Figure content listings
......

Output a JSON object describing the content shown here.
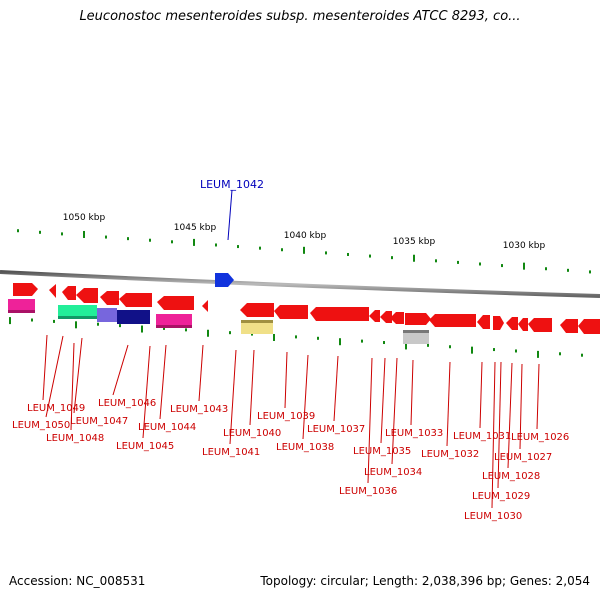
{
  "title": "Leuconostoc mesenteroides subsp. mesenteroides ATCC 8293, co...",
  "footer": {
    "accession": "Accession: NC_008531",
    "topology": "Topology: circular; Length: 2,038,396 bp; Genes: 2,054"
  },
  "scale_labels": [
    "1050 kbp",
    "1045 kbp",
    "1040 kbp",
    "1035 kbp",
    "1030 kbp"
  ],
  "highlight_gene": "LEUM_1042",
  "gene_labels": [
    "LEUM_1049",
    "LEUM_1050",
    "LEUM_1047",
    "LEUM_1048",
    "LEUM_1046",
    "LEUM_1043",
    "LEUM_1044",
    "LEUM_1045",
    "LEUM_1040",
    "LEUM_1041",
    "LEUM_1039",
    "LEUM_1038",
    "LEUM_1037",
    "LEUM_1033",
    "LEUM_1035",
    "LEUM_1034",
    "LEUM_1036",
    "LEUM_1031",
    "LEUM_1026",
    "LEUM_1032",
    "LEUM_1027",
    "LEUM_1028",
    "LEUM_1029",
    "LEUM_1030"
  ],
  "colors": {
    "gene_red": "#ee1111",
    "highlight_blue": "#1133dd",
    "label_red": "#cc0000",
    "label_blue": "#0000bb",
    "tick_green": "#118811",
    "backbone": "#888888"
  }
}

......

**YOUR OBJECTIVE**
Transcribe every entry exactly. Leave out the pictures.

**WRITTEN ANSWER**
Output a JSON object describing the content shown here.
{
  "title": "Leuconostoc mesenteroides subsp. mesenteroides ATCC 8293, co...",
  "footer": {
    "accession": "Accession: NC_008531",
    "topology": "Topology: circular; Length: 2,038,396 bp; Genes: 2,054"
  },
  "scale_labels": [
    "1050 kbp",
    "1045 kbp",
    "1040 kbp",
    "1035 kbp",
    "1030 kbp"
  ],
  "highlight_gene": "LEUM_1042",
  "gene_labels": [
    "LEUM_1049",
    "LEUM_1050",
    "LEUM_1047",
    "LEUM_1048",
    "LEUM_1046",
    "LEUM_1043",
    "LEUM_1044",
    "LEUM_1045",
    "LEUM_1040",
    "LEUM_1041",
    "LEUM_1039",
    "LEUM_1038",
    "LEUM_1037",
    "LEUM_1033",
    "LEUM_1035",
    "LEUM_1034",
    "LEUM_1036",
    "LEUM_1031",
    "LEUM_1026",
    "LEUM_1032",
    "LEUM_1027",
    "LEUM_1028",
    "LEUM_1029",
    "LEUM_1030"
  ],
  "colors": {
    "gene_red": "#ee1111",
    "highlight_blue": "#1133dd",
    "label_red": "#cc0000",
    "label_blue": "#0000bb",
    "tick_green": "#118811",
    "backbone": "#888888"
  }
}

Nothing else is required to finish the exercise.